• What is needed:
Please copy exactly the lines that begin with the one containing "Serialize everything readable" and end with the last line of the entries.

== Given records

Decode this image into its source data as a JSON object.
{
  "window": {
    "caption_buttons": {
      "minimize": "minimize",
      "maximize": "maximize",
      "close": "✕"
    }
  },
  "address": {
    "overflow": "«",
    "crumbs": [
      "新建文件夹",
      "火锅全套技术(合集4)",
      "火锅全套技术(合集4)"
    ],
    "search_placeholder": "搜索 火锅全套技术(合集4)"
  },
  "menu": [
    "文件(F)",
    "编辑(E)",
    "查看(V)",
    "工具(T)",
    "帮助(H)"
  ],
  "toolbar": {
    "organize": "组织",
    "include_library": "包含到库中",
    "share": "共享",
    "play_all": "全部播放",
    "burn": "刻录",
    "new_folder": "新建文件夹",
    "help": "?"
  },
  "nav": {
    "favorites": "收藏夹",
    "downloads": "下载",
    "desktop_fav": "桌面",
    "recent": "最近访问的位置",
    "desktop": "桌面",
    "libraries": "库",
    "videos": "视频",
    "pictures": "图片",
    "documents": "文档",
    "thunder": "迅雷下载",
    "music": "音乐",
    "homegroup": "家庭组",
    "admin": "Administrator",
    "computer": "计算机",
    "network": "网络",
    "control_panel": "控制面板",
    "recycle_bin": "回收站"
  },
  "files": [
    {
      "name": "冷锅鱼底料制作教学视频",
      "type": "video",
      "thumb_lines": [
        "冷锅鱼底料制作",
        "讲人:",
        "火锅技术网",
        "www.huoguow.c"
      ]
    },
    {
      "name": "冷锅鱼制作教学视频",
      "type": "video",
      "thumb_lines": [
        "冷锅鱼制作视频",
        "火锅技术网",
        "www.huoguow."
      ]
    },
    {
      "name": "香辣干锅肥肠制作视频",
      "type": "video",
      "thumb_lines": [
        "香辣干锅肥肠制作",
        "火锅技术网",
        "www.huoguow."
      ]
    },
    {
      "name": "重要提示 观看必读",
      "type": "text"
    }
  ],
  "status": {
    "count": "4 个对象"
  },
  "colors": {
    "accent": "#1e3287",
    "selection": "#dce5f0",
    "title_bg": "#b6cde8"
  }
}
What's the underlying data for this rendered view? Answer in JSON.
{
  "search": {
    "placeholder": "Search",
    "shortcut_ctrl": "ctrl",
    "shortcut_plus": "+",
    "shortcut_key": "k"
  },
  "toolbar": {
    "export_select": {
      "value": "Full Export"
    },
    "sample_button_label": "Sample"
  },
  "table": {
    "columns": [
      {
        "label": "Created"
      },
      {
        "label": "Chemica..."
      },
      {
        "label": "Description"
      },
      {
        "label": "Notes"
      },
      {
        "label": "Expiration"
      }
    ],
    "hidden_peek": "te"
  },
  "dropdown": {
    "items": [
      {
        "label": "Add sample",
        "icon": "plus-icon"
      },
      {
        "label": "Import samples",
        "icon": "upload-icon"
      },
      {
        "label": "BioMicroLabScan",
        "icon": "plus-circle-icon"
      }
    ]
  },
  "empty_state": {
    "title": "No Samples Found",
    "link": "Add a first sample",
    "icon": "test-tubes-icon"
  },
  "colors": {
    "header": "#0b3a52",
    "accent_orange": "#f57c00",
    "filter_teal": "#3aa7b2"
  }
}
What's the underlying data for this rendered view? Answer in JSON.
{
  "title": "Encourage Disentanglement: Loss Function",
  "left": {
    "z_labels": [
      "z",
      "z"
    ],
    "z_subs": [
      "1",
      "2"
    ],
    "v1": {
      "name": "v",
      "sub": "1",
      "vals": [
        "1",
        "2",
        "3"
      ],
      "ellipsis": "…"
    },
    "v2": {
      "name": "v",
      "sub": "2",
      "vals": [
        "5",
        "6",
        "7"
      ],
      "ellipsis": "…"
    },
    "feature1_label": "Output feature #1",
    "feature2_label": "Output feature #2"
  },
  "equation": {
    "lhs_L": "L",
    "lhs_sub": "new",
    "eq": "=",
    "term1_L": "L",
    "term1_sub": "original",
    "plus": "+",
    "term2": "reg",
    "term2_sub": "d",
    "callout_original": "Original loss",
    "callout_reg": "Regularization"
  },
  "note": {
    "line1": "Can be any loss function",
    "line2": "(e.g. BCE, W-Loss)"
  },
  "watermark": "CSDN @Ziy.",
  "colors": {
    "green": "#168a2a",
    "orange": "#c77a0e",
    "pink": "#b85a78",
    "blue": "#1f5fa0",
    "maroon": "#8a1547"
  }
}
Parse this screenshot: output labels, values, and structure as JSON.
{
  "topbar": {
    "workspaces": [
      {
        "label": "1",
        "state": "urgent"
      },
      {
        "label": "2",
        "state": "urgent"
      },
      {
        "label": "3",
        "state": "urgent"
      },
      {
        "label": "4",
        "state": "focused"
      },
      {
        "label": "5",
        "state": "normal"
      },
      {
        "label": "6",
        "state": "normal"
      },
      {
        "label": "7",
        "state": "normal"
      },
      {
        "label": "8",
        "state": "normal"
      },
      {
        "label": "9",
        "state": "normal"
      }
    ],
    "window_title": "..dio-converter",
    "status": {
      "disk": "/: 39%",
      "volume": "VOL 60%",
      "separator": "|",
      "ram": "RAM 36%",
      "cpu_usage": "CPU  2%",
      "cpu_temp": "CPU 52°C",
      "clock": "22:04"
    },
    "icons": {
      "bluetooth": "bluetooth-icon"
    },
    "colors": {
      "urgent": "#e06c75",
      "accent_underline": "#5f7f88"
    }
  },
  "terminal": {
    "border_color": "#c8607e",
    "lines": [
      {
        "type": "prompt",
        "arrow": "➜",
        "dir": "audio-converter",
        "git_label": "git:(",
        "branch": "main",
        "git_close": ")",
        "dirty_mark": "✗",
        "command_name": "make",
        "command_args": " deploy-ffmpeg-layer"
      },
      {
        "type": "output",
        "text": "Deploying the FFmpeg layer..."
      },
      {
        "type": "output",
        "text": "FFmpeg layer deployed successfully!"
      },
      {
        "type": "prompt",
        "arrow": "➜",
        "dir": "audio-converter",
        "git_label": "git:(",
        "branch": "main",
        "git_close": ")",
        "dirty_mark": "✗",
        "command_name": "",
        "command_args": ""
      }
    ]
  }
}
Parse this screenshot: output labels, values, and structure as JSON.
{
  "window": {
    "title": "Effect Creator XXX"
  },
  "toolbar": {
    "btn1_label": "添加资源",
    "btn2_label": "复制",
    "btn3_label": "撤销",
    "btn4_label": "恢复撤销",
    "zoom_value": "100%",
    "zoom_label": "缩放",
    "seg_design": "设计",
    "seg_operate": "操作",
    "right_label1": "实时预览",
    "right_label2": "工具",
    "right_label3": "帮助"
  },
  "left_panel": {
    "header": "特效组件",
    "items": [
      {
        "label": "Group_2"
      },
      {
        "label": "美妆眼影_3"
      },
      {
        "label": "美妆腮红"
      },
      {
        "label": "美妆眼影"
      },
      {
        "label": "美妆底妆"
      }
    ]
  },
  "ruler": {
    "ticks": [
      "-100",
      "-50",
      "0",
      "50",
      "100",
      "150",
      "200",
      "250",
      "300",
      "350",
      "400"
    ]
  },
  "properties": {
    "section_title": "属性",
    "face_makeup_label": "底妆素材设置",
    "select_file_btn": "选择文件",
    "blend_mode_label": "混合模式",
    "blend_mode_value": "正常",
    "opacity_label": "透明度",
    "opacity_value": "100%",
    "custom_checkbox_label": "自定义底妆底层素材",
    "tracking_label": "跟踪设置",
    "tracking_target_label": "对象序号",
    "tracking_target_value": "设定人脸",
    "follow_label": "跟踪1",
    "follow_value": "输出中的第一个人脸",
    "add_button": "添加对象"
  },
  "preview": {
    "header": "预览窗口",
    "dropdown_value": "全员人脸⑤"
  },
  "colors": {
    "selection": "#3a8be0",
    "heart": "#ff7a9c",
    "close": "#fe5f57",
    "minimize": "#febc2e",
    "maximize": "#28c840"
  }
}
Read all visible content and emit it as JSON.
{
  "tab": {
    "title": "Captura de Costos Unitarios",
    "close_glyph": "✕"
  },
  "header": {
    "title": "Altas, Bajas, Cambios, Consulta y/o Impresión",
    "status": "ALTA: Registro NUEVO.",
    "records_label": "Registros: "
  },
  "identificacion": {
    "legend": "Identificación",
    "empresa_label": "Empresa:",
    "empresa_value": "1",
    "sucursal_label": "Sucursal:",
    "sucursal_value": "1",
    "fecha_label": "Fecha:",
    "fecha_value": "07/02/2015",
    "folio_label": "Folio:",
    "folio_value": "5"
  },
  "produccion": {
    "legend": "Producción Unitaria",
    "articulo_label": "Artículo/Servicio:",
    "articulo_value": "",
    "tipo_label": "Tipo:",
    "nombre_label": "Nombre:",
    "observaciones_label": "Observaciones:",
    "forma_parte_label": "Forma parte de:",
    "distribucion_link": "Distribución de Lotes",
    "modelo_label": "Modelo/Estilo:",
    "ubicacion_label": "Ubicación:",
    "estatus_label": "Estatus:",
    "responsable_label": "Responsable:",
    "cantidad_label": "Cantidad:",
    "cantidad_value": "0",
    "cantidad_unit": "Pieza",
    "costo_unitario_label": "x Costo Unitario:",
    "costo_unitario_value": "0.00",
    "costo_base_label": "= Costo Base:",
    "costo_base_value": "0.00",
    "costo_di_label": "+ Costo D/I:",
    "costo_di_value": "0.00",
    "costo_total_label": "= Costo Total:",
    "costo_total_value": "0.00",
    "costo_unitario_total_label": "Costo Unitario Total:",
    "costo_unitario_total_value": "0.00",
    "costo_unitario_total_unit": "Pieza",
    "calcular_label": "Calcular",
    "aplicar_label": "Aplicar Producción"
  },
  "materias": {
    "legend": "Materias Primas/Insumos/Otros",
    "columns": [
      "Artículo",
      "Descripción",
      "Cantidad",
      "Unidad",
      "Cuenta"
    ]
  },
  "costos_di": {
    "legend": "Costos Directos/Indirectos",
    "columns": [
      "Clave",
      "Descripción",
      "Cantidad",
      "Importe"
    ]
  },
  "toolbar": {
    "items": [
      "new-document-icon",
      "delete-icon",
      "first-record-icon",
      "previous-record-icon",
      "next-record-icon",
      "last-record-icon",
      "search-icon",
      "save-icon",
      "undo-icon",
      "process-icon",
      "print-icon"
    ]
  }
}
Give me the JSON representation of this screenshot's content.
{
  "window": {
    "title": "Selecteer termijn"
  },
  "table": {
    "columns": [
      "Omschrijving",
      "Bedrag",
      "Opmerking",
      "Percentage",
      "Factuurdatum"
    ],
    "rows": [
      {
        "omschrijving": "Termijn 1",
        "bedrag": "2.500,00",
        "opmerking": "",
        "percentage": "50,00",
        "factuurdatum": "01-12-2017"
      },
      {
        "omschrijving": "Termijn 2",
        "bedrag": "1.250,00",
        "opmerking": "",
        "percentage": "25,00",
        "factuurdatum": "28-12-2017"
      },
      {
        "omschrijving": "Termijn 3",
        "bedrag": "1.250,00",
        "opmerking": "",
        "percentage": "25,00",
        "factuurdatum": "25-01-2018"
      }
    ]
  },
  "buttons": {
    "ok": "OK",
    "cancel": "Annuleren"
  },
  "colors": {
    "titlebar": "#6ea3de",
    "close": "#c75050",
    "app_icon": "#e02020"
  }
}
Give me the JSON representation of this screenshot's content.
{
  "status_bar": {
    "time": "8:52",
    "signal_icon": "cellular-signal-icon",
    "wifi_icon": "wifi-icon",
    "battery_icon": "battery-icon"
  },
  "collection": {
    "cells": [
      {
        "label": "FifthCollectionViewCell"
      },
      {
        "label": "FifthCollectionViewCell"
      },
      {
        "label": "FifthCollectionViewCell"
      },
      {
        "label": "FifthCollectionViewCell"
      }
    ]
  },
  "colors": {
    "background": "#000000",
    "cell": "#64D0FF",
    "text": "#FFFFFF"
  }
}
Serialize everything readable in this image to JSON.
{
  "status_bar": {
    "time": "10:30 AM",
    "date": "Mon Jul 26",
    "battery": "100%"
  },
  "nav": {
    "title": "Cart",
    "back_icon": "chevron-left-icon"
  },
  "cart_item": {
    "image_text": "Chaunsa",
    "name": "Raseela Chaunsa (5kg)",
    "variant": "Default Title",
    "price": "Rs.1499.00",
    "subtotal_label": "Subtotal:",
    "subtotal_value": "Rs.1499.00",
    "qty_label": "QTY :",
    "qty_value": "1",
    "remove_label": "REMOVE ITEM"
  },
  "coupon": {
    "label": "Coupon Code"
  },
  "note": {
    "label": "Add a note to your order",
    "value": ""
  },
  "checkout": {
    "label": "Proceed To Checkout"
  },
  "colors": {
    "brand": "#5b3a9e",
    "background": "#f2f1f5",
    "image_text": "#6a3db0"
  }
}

====

• Completed task:
Serialize everything readable in this image to JSON.
{
  "status_bar": {
    "time": "10:30 AM",
    "date": "Mon Jul 26",
    "battery": "100%"
  },
  "nav": {
    "title": "Cart",
    "back_icon": "chevron-left-icon"
  },
  "cart_item": {
    "image_text": "Chaunsa",
    "name": "Raseela Chaunsa (5kg)",
    "variant": "Default Title",
    "price": "Rs.1499.00",
    "subtotal_label": "Subtotal:",
    "subtotal_value": "Rs.1499.00",
    "qty_label": "QTY :",
    "qty_value": "1",
    "remove_label": "REMOVE ITEM"
  },
  "coupon": {
    "label": "Coupon Code"
  },
  "note": {
    "label": "Add a note to your order",
    "value": ""
  },
  "checkout": {
    "label": "Proceed To Checkout"
  },
  "colors": {
    "brand": "#5b3a9e",
    "background": "#f2f1f5",
    "image_text": "#6a3db0"
  }
}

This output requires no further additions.